> **Task directions**
Leave out the pictures and copy every record exactly.

> **Items**
________________

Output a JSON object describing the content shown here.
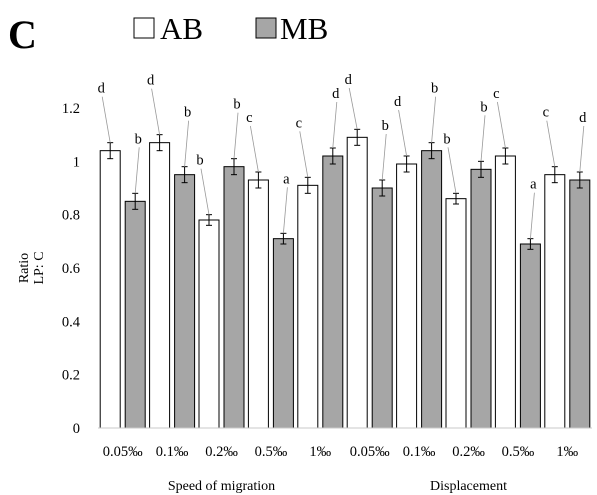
{
  "chart_data": {
    "type": "bar",
    "panel_label": "C",
    "ylabel_line1": "Ratio",
    "ylabel_line2": "LP: C",
    "ylim": [
      0,
      1.2
    ],
    "yticks": [
      "0",
      "0.2",
      "0.4",
      "0.6",
      "0.8",
      "1",
      "1.2"
    ],
    "categories": [
      "0.05‰",
      "0.1‰",
      "0.2‰",
      "0.5‰",
      "1‰",
      "0.05‰",
      "0.1‰",
      "0.2‰",
      "0.5‰",
      "1‰"
    ],
    "groups": [
      {
        "label": "Speed of migration"
      },
      {
        "label": "Displacement"
      }
    ],
    "series": [
      {
        "name": "AB",
        "color": "#ffffff",
        "values": [
          1.04,
          1.07,
          0.78,
          0.93,
          0.91,
          1.09,
          0.99,
          0.86,
          1.02,
          0.95
        ],
        "errors": [
          0.03,
          0.03,
          0.02,
          0.03,
          0.03,
          0.03,
          0.03,
          0.02,
          0.03,
          0.03
        ],
        "letters": [
          "d",
          "d",
          "b",
          "c",
          "c",
          "d",
          "d",
          "b",
          "c",
          "c"
        ]
      },
      {
        "name": "MB",
        "color": "#a6a6a6",
        "values": [
          0.85,
          0.95,
          0.98,
          0.71,
          1.02,
          0.9,
          1.04,
          0.97,
          0.69,
          0.93
        ],
        "errors": [
          0.03,
          0.03,
          0.03,
          0.02,
          0.03,
          0.03,
          0.03,
          0.03,
          0.02,
          0.03
        ],
        "letters": [
          "b",
          "b",
          "b",
          "a",
          "d",
          "b",
          "b",
          "b",
          "a",
          "d"
        ]
      }
    ],
    "legend_position": "top",
    "grid": false
  }
}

________________

> **Solution for this problem**
Output a JSON object describing the content shown here.
{
  "chart_data": {
    "type": "bar",
    "panel_label": "C",
    "ylabel_line1": "Ratio",
    "ylabel_line2": "LP: C",
    "ylim": [
      0,
      1.2
    ],
    "yticks": [
      "0",
      "0.2",
      "0.4",
      "0.6",
      "0.8",
      "1",
      "1.2"
    ],
    "categories": [
      "0.05‰",
      "0.1‰",
      "0.2‰",
      "0.5‰",
      "1‰",
      "0.05‰",
      "0.1‰",
      "0.2‰",
      "0.5‰",
      "1‰"
    ],
    "groups": [
      {
        "label": "Speed of migration"
      },
      {
        "label": "Displacement"
      }
    ],
    "series": [
      {
        "name": "AB",
        "color": "#ffffff",
        "values": [
          1.04,
          1.07,
          0.78,
          0.93,
          0.91,
          1.09,
          0.99,
          0.86,
          1.02,
          0.95
        ],
        "errors": [
          0.03,
          0.03,
          0.02,
          0.03,
          0.03,
          0.03,
          0.03,
          0.02,
          0.03,
          0.03
        ],
        "letters": [
          "d",
          "d",
          "b",
          "c",
          "c",
          "d",
          "d",
          "b",
          "c",
          "c"
        ]
      },
      {
        "name": "MB",
        "color": "#a6a6a6",
        "values": [
          0.85,
          0.95,
          0.98,
          0.71,
          1.02,
          0.9,
          1.04,
          0.97,
          0.69,
          0.93
        ],
        "errors": [
          0.03,
          0.03,
          0.03,
          0.02,
          0.03,
          0.03,
          0.03,
          0.03,
          0.02,
          0.03
        ],
        "letters": [
          "b",
          "b",
          "b",
          "a",
          "d",
          "b",
          "b",
          "b",
          "a",
          "d"
        ]
      }
    ],
    "legend_position": "top",
    "grid": false
  }
}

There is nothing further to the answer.